* start GIVEN DATA *
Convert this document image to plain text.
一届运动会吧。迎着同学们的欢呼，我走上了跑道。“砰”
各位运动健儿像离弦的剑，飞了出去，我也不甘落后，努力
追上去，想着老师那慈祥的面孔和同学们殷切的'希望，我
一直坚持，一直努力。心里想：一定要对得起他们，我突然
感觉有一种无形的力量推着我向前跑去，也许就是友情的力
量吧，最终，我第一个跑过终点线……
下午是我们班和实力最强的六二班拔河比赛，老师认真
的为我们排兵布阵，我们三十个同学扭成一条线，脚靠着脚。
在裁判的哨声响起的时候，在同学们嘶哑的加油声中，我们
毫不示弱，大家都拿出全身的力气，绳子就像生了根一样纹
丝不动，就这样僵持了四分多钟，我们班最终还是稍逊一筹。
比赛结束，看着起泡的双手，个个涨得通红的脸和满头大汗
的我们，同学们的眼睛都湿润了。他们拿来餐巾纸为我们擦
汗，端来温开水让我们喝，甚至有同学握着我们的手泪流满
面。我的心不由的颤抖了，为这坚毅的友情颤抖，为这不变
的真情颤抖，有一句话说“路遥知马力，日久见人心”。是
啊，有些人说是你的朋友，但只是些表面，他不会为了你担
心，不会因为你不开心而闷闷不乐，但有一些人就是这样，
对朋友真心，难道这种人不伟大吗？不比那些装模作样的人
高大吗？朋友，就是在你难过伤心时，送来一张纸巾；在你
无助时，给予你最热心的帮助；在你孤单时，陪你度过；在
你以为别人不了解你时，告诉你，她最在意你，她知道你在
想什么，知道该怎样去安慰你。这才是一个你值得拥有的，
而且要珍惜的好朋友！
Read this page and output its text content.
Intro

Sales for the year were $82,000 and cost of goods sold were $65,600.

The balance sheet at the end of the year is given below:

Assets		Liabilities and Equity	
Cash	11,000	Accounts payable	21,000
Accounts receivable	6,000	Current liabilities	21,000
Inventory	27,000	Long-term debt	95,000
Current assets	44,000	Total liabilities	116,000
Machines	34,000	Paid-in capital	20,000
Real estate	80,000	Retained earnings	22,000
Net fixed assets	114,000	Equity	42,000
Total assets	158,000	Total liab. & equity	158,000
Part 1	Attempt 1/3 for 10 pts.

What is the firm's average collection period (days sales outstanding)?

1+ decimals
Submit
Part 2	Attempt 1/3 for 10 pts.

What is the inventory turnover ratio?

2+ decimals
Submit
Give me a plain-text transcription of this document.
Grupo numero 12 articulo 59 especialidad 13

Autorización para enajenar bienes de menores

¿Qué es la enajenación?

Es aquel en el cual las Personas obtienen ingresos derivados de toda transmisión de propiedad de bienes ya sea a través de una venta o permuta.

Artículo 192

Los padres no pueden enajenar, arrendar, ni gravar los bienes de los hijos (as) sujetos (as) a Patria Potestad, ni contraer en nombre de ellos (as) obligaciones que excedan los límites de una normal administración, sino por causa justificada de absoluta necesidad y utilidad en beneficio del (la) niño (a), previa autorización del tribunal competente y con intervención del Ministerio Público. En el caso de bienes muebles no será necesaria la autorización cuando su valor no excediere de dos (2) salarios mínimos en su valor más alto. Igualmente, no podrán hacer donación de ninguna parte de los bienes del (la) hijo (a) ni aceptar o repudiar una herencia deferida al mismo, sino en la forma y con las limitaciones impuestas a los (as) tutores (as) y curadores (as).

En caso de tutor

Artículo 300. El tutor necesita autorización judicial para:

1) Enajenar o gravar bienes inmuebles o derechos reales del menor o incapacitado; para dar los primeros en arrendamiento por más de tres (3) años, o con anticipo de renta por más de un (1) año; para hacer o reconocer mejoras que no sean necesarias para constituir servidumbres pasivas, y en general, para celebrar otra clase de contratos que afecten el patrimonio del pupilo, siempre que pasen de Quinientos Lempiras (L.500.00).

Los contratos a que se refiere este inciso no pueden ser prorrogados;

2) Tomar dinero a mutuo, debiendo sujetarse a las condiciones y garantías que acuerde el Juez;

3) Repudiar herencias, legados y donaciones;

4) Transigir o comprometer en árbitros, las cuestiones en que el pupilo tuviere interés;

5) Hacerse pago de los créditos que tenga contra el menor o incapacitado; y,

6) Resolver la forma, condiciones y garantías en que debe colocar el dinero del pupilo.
* end GIVEN DATA *
JOB> Transcribe every line of the data, exactly as it stands.

RESULT OF THIS EXERCISE>
Convert this document image to plain text.
一届运动会吧。迎着同学们的欢呼，我走上了跑道。“砰”
各位运动健儿像离弦的剑，飞了出去，我也不甘落后，努力
追上去，想着老师那慈祥的面孔和同学们殷切的'希望，我
一直坚持，一直努力。心里想：一定要对得起他们，我突然
感觉有一种无形的力量推着我向前跑去，也许就是友情的力
量吧，最终，我第一个跑过终点线……
下午是我们班和实力最强的六二班拔河比赛，老师认真
的为我们排兵布阵，我们三十个同学扭成一条线，脚靠着脚。
在裁判的哨声响起的时候，在同学们嘶哑的加油声中，我们
毫不示弱，大家都拿出全身的力气，绳子就像生了根一样纹
丝不动，就这样僵持了四分多钟，我们班最终还是稍逊一筹。
比赛结束，看着起泡的双手，个个涨得通红的脸和满头大汗
的我们，同学们的眼睛都湿润了。他们拿来餐巾纸为我们擦
汗，端来温开水让我们喝，甚至有同学握着我们的手泪流满
面。我的心不由的颤抖了，为这坚毅的友情颤抖，为这不变
的真情颤抖，有一句话说“路遥知马力，日久见人心”。是
啊，有些人说是你的朋友，但只是些表面，他不会为了你担
心，不会因为你不开心而闷闷不乐，但有一些人就是这样，
对朋友真心，难道这种人不伟大吗？不比那些装模作样的人
高大吗？朋友，就是在你难过伤心时，送来一张纸巾；在你
无助时，给予你最热心的帮助；在你孤单时，陪你度过；在
你以为别人不了解你时，告诉你，她最在意你，她知道你在
想什么，知道该怎样去安慰你。这才是一个你值得拥有的，
而且要珍惜的好朋友！
Read this page and output its text content.
Intro

Sales for the year were $82,000 and cost of goods sold were $65,600.

The balance sheet at the end of the year is given below:

Assets		Liabilities and Equity	
Cash	11,000	Accounts payable	21,000
Accounts receivable	6,000	Current liabilities	21,000
Inventory	27,000	Long-term debt	95,000
Current assets	44,000	Total liabilities	116,000
Machines	34,000	Paid-in capital	20,000
Real estate	80,000	Retained earnings	22,000
Net fixed assets	114,000	Equity	42,000
Total assets	158,000	Total liab. & equity	158,000
Part 1	Attempt 1/3 for 10 pts.

What is the firm's average collection period (days sales outstanding)?

1+ decimals
Submit
Part 2	Attempt 1/3 for 10 pts.

What is the inventory turnover ratio?

2+ decimals
Submit
Give me a plain-text transcription of this document.
Grupo numero 12 articulo 59 especialidad 13

Autorización para enajenar bienes de menores

¿Qué es la enajenación?

Es aquel en el cual las Personas obtienen ingresos derivados de toda transmisión de propiedad de bienes ya sea a través de una venta o permuta.

Artículo 192

Los padres no pueden enajenar, arrendar, ni gravar los bienes de los hijos (as) sujetos (as) a Patria Potestad, ni contraer en nombre de ellos (as) obligaciones que excedan los límites de una normal administración, sino por causa justificada de absoluta necesidad y utilidad en beneficio del (la) niño (a), previa autorización del tribunal competente y con intervención del Ministerio Público. En el caso de bienes muebles no será necesaria la autorización cuando su valor no excediere de dos (2) salarios mínimos en su valor más alto. Igualmente, no podrán hacer donación de ninguna parte de los bienes del (la) hijo (a) ni aceptar o repudiar una herencia deferida al mismo, sino en la forma y con las limitaciones impuestas a los (as) tutores (as) y curadores (as).

En caso de tutor

Artículo 300. El tutor necesita autorización judicial para:

1) Enajenar o gravar bienes inmuebles o derechos reales del menor o incapacitado; para dar los primeros en arrendamiento por más de tres (3) años, o con anticipo de renta por más de un (1) año; para hacer o reconocer mejoras que no sean necesarias para constituir servidumbres pasivas, y en general, para celebrar otra clase de contratos que afecten el patrimonio del pupilo, siempre que pasen de Quinientos Lempiras (L.500.00).

Los contratos a que se refiere este inciso no pueden ser prorrogados;

2) Tomar dinero a mutuo, debiendo sujetarse a las condiciones y garantías que acuerde el Juez;

3) Repudiar herencias, legados y donaciones;

4) Transigir o comprometer en árbitros, las cuestiones en que el pupilo tuviere interés;

5) Hacerse pago de los créditos que tenga contra el menor o incapacitado; y,

6) Resolver la forma, condiciones y garantías en que debe colocar el dinero del pupilo.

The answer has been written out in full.